[Start of The records]

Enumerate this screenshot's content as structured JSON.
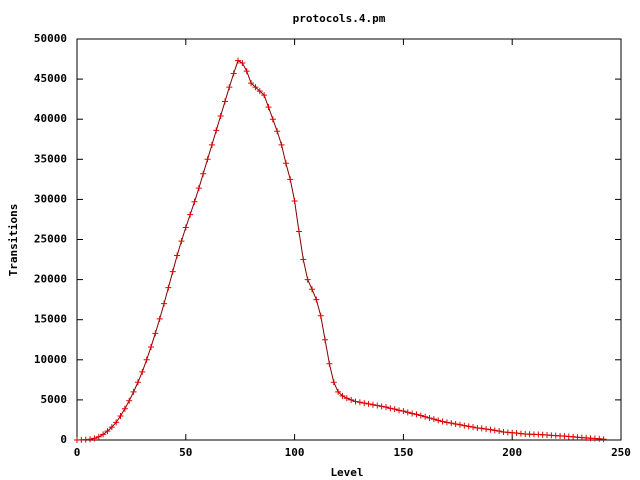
{
  "chart_data": {
    "type": "line",
    "title": "protocols.4.pm",
    "x_label": "Level",
    "y_label": "Transitions",
    "xlim": [
      0,
      250
    ],
    "xticks": [
      0,
      50,
      100,
      150,
      200,
      250
    ],
    "ylim": [
      0,
      50000
    ],
    "yticks": [
      0,
      5000,
      10000,
      15000,
      20000,
      25000,
      30000,
      35000,
      40000,
      45000,
      50000
    ],
    "color": "#e00000",
    "x": [
      0,
      2,
      4,
      6,
      8,
      10,
      12,
      14,
      16,
      18,
      20,
      22,
      24,
      26,
      28,
      30,
      32,
      34,
      36,
      38,
      40,
      42,
      44,
      46,
      48,
      50,
      52,
      54,
      56,
      58,
      60,
      62,
      64,
      66,
      68,
      70,
      72,
      74,
      76,
      78,
      80,
      82,
      84,
      86,
      88,
      90,
      92,
      94,
      96,
      98,
      100,
      102,
      104,
      106,
      108,
      110,
      112,
      114,
      116,
      118,
      120,
      122,
      124,
      126,
      128,
      130,
      132,
      134,
      136,
      138,
      140,
      142,
      144,
      146,
      148,
      150,
      152,
      154,
      156,
      158,
      160,
      162,
      164,
      166,
      168,
      170,
      172,
      174,
      176,
      178,
      180,
      182,
      184,
      186,
      188,
      190,
      192,
      194,
      196,
      198,
      200,
      202,
      204,
      206,
      208,
      210,
      212,
      214,
      216,
      218,
      220,
      222,
      224,
      226,
      228,
      230,
      232,
      234,
      236,
      238,
      240,
      242
    ],
    "values": [
      0,
      20,
      50,
      100,
      200,
      400,
      700,
      1100,
      1600,
      2200,
      3000,
      3900,
      4900,
      6000,
      7200,
      8500,
      10000,
      11600,
      13300,
      15100,
      17000,
      19000,
      21000,
      23000,
      24800,
      26500,
      28100,
      29700,
      31400,
      33200,
      35000,
      36800,
      38600,
      40400,
      42200,
      44000,
      45700,
      47300,
      47000,
      46000,
      44500,
      44000,
      43500,
      43000,
      41500,
      40000,
      38500,
      36800,
      34500,
      32500,
      29800,
      26000,
      22500,
      20000,
      18800,
      17500,
      15500,
      12500,
      9500,
      7200,
      6000,
      5500,
      5200,
      5000,
      4800,
      4700,
      4600,
      4500,
      4400,
      4300,
      4200,
      4100,
      3950,
      3850,
      3700,
      3600,
      3450,
      3300,
      3200,
      3050,
      2900,
      2750,
      2600,
      2450,
      2300,
      2200,
      2100,
      2000,
      1900,
      1800,
      1700,
      1600,
      1500,
      1450,
      1350,
      1300,
      1200,
      1100,
      1000,
      950,
      900,
      850,
      800,
      750,
      720,
      700,
      680,
      650,
      620,
      580,
      550,
      520,
      480,
      440,
      400,
      350,
      300,
      260,
      220,
      180,
      150,
      100
    ]
  }
}
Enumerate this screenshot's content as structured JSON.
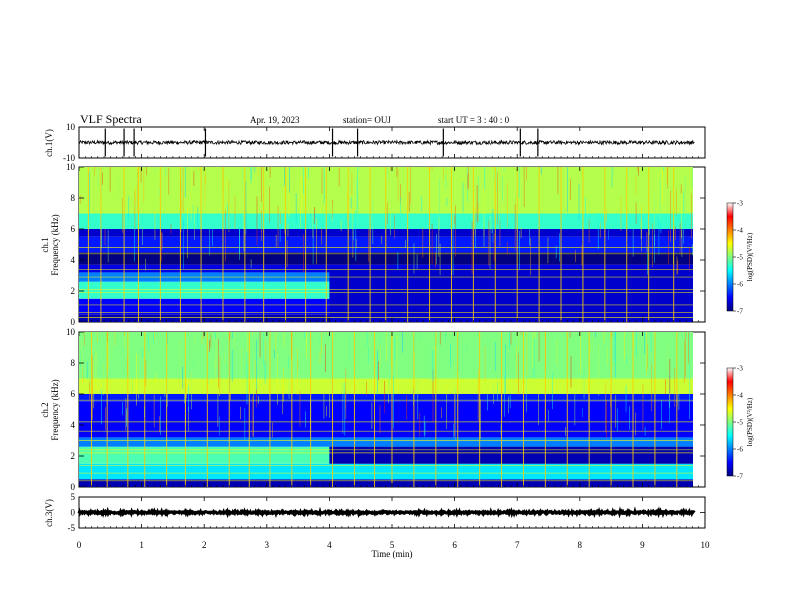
{
  "header": {
    "title": "VLF Spectra",
    "date": "Apr. 19, 2023",
    "station": "station= OUJ",
    "start": "start  UT  =   3  : 40 : 0"
  },
  "chart_data": [
    {
      "type": "line",
      "name": "ch1-waveform",
      "ylabel": "ch.1(V)",
      "ylim": [
        -10,
        10
      ],
      "yticks": [
        10,
        -10
      ],
      "xlim": [
        0,
        10
      ],
      "baseline_level": 0,
      "noise_amplitude": 1.2,
      "spike_times": [
        0.42,
        0.72,
        0.88,
        2.02,
        4.05,
        4.45,
        5.82,
        7.05,
        7.33
      ]
    },
    {
      "type": "heatmap",
      "name": "ch1-spectrogram",
      "ylabel": "ch.1\nFrequency (kHz)",
      "ylim": [
        0,
        10
      ],
      "yticks": [
        0,
        2,
        4,
        6,
        8,
        10
      ],
      "xlim": [
        0,
        9.83
      ],
      "colorbar": {
        "label": "log(PSD)(V²/Hz)",
        "range": [
          -7,
          -3
        ],
        "ticks": [
          -3,
          -4,
          -5,
          -6,
          -7
        ]
      },
      "bands": [
        {
          "f_from": 0,
          "f_to": 0.5,
          "level": -6.8
        },
        {
          "f_from": 0.5,
          "f_to": 1.5,
          "level": -6.5
        },
        {
          "f_from": 1.5,
          "f_to": 2.6,
          "level": -5.3
        },
        {
          "f_from": 2.6,
          "f_to": 3.2,
          "level": -6.0
        },
        {
          "f_from": 3.2,
          "f_to": 3.7,
          "level": -6.6
        },
        {
          "f_from": 3.7,
          "f_to": 4.5,
          "level": -7.0
        },
        {
          "f_from": 4.5,
          "f_to": 5.5,
          "level": -6.4
        },
        {
          "f_from": 5.5,
          "f_to": 6.0,
          "level": -6.7
        },
        {
          "f_from": 6.0,
          "f_to": 7.0,
          "level": -5.3
        },
        {
          "f_from": 7.0,
          "f_to": 10,
          "level": -4.8
        }
      ],
      "change_time": 4.0,
      "low_band_after_change": {
        "f_from": 0,
        "f_to": 3.5,
        "level": -6.7
      },
      "horizontal_lines_khz": [
        0.3,
        0.6,
        1.1,
        1.9,
        2.1,
        2.9,
        3.4,
        4.4,
        4.8
      ],
      "burst_times": [
        0.15,
        0.35,
        0.72,
        0.95,
        1.3,
        1.62,
        1.95,
        2.3,
        2.65,
        2.95,
        3.3,
        3.62,
        3.95,
        4.3,
        4.65,
        4.9,
        5.25,
        5.6,
        5.95,
        6.3,
        6.65,
        7.0,
        7.35,
        7.7,
        8.05,
        8.4,
        8.75,
        9.1,
        9.5
      ]
    },
    {
      "type": "heatmap",
      "name": "ch2-spectrogram",
      "ylabel": "ch.2\nFrequency (kHz)",
      "ylim": [
        0,
        10
      ],
      "yticks": [
        0,
        2,
        4,
        6,
        8,
        10
      ],
      "xlim": [
        0,
        9.83
      ],
      "colorbar": {
        "label": "log(PSD)(V²/Hz)",
        "range": [
          -7,
          -3
        ],
        "ticks": [
          -3,
          -4,
          -5,
          -6,
          -7
        ]
      },
      "bands": [
        {
          "f_from": 0,
          "f_to": 0.5,
          "level": -6.8
        },
        {
          "f_from": 0.5,
          "f_to": 1.5,
          "level": -5.6
        },
        {
          "f_from": 1.5,
          "f_to": 2.6,
          "level": -5.2
        },
        {
          "f_from": 2.6,
          "f_to": 3.2,
          "level": -6.0
        },
        {
          "f_from": 3.2,
          "f_to": 5.5,
          "level": -6.5
        },
        {
          "f_from": 5.5,
          "f_to": 6.0,
          "level": -6.4
        },
        {
          "f_from": 6.0,
          "f_to": 7.0,
          "level": -4.7
        },
        {
          "f_from": 7.0,
          "f_to": 10,
          "level": -5.0
        }
      ],
      "change_time": 4.0,
      "low_band_after_change": {
        "f_from": 1.5,
        "f_to": 2.6,
        "level": -6.8
      },
      "horizontal_lines_khz": [
        0.4,
        0.9,
        1.4,
        2.2,
        2.4,
        3.0,
        3.6,
        4.2,
        5.6
      ],
      "burst_times": [
        0.2,
        0.45,
        0.78,
        1.05,
        1.4,
        1.7,
        2.05,
        2.4,
        2.72,
        3.05,
        3.4,
        3.7,
        4.05,
        4.4,
        4.72,
        5.0,
        5.35,
        5.7,
        6.05,
        6.4,
        6.75,
        7.1,
        7.45,
        7.8,
        8.15,
        8.5,
        8.85,
        9.2,
        9.55
      ]
    },
    {
      "type": "line",
      "name": "ch3-waveform",
      "ylabel": "ch.3(V)",
      "ylim": [
        -5,
        5
      ],
      "yticks": [
        5,
        0,
        -5
      ],
      "xlim": [
        0,
        10
      ],
      "baseline_level": 0,
      "noise_amplitude": 0.3
    }
  ],
  "xaxis": {
    "label": "Time  (min)",
    "ticks": [
      0,
      1,
      2,
      3,
      4,
      5,
      6,
      7,
      8,
      9,
      10
    ]
  }
}
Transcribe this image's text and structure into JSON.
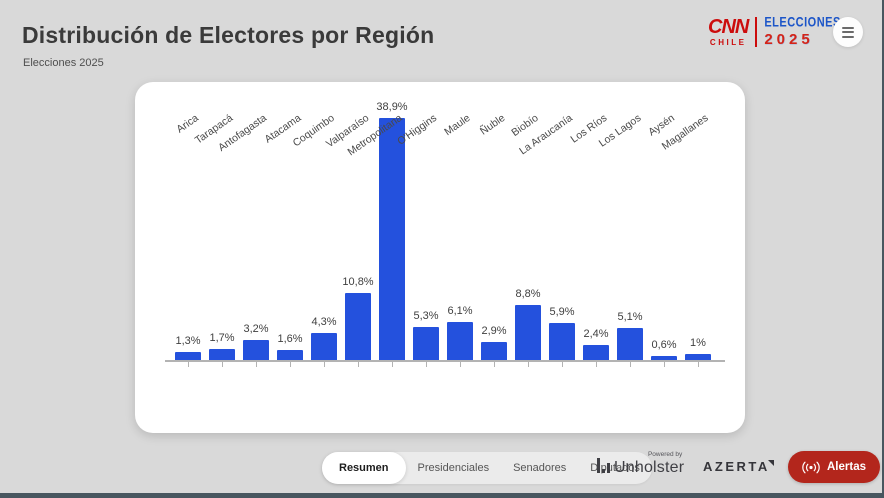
{
  "header": {
    "title": "Distribución de Electores por Región",
    "subtitle": "Elecciones 2025",
    "logo": {
      "cnn": "CNN",
      "chile": "CHILE",
      "elecciones": "ELECCIONES",
      "year": "2025",
      "cnn_red": "#cc0c0c",
      "elecciones_blue": "#1c55c8"
    }
  },
  "chart_data": {
    "type": "bar",
    "title": "Distribución de Electores por Región",
    "xlabel": "",
    "ylabel": "",
    "ylim": [
      0,
      40
    ],
    "grid": false,
    "legend": null,
    "bar_color": "#2451dd",
    "categories": [
      "Arica",
      "Tarapacá",
      "Antofagasta",
      "Atacama",
      "Coquimbo",
      "Valparaíso",
      "Metropolitana",
      "O'Higgins",
      "Maule",
      "Ñuble",
      "Biobío",
      "La Araucanía",
      "Los Ríos",
      "Los Lagos",
      "Aysén",
      "Magallanes"
    ],
    "values": [
      1.3,
      1.7,
      3.2,
      1.6,
      4.3,
      10.8,
      38.9,
      5.3,
      6.1,
      2.9,
      8.8,
      5.9,
      2.4,
      5.1,
      0.6,
      1.0
    ],
    "value_labels": [
      "1,3%",
      "1,7%",
      "3,2%",
      "1,6%",
      "4,3%",
      "10,8%",
      "38,9%",
      "5,3%",
      "6,1%",
      "2,9%",
      "8,8%",
      "5,9%",
      "2,4%",
      "5,1%",
      "0,6%",
      "1%"
    ]
  },
  "footer": {
    "tabs": [
      {
        "label": "Resumen",
        "active": true
      },
      {
        "label": "Presidenciales",
        "active": false
      },
      {
        "label": "Senadores",
        "active": false
      },
      {
        "label": "Diputados",
        "active": false
      }
    ],
    "powered_by": "Powered by",
    "unholster": "Unholster",
    "azerta": "AZERTA",
    "alerts_button": {
      "label": "Alertas",
      "color": "#b3261c",
      "icon": "broadcast-icon"
    }
  }
}
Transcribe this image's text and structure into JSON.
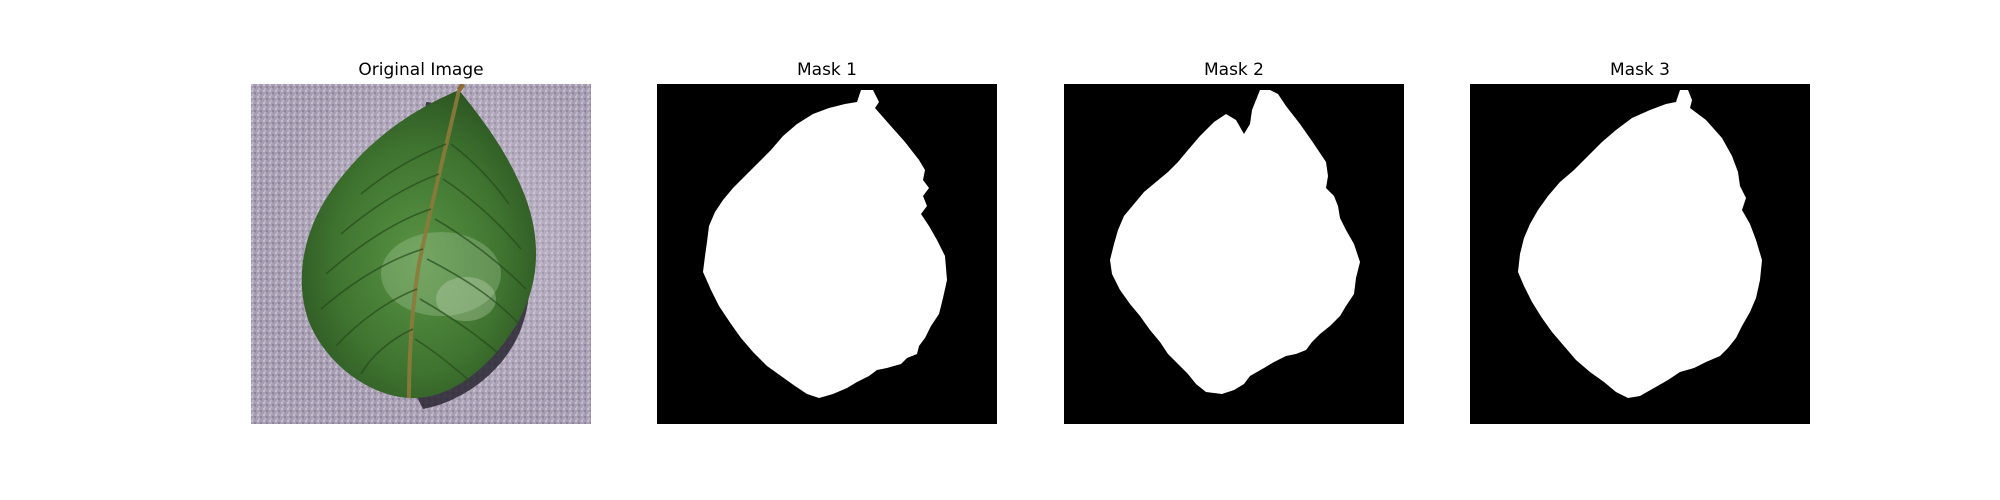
{
  "panels": [
    {
      "title": "Original Image",
      "content": "photo of a green leaf on a grey textured surface"
    },
    {
      "title": "Mask 1",
      "content": "binary segmentation mask"
    },
    {
      "title": "Mask 2",
      "content": "binary segmentation mask"
    },
    {
      "title": "Mask 3",
      "content": "binary segmentation mask"
    }
  ],
  "colors": {
    "background": "#ffffff",
    "mask_background": "#000000",
    "mask_foreground": "#ffffff",
    "leaf_dark": "#2f5a22",
    "leaf_light": "#4e8a3a",
    "surface": "#a59bb0"
  }
}
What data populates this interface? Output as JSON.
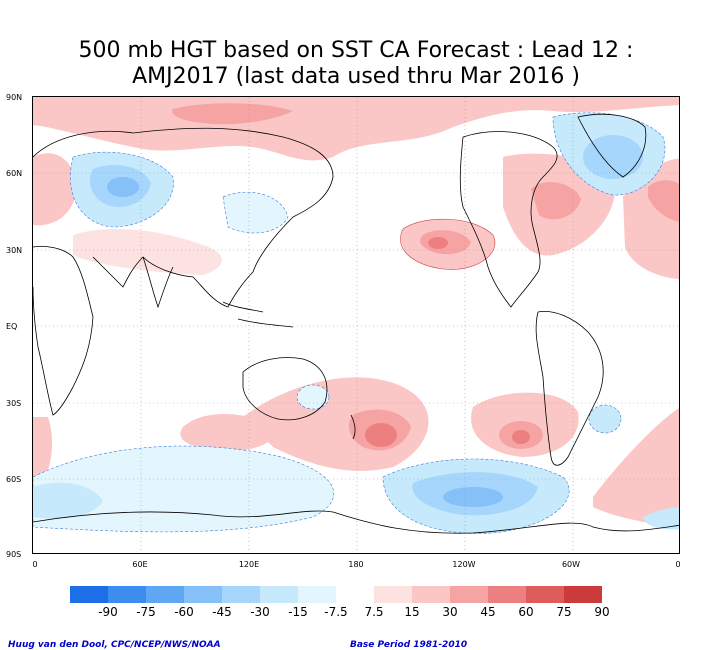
{
  "title": {
    "line1": "500 mb HGT based on SST CA Forecast : Lead 12 :",
    "line2": "AMJ2017 (last data used thru Mar 2016 )"
  },
  "map": {
    "lat_labels": [
      "90N",
      "60N",
      "30N",
      "EQ",
      "30S",
      "60S",
      "90S"
    ],
    "lon_labels": [
      "0",
      "60E",
      "120E",
      "180",
      "120W",
      "60W",
      "0"
    ]
  },
  "colorbar": {
    "labels": [
      "-90",
      "-75",
      "-60",
      "-45",
      "-30",
      "-15",
      "-7.5",
      "7.5",
      "15",
      "30",
      "45",
      "60",
      "75",
      "90"
    ],
    "negative_colors": [
      "#1c6fe6",
      "#3b8ef0",
      "#5fa6f5",
      "#86c0f8",
      "#a6d6fb",
      "#c6e9fc",
      "#e3f6fe"
    ],
    "positive_colors": [
      "#fde2e2",
      "#fbc6c6",
      "#f5a3a3",
      "#ec8080",
      "#df5c5c",
      "#cc3b3b",
      "#b32424"
    ]
  },
  "credits": {
    "left": "Huug van den Dool, CPC/NCEP/NWS/NOAA",
    "right": "Base Period 1981-2010"
  }
}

[End of The records]

Leave the pictures out. Extract exactly the lines running from the one with "What data populates" through the last entry, both ends included.

What data populates this interface? Output as JSON.
{
  "title": {
    "line1": "500 mb HGT based on SST CA Forecast : Lead 12 :",
    "line2": "AMJ2017 (last data used thru Mar 2016 )"
  },
  "map": {
    "lat_labels": [
      "90N",
      "60N",
      "30N",
      "EQ",
      "30S",
      "60S",
      "90S"
    ],
    "lon_labels": [
      "0",
      "60E",
      "120E",
      "180",
      "120W",
      "60W",
      "0"
    ]
  },
  "colorbar": {
    "labels": [
      "-90",
      "-75",
      "-60",
      "-45",
      "-30",
      "-15",
      "-7.5",
      "7.5",
      "15",
      "30",
      "45",
      "60",
      "75",
      "90"
    ],
    "negative_colors": [
      "#1c6fe6",
      "#3b8ef0",
      "#5fa6f5",
      "#86c0f8",
      "#a6d6fb",
      "#c6e9fc",
      "#e3f6fe"
    ],
    "positive_colors": [
      "#fde2e2",
      "#fbc6c6",
      "#f5a3a3",
      "#ec8080",
      "#df5c5c",
      "#cc3b3b",
      "#b32424"
    ]
  },
  "credits": {
    "left": "Huug van den Dool, CPC/NCEP/NWS/NOAA",
    "right": "Base Period 1981-2010"
  }
}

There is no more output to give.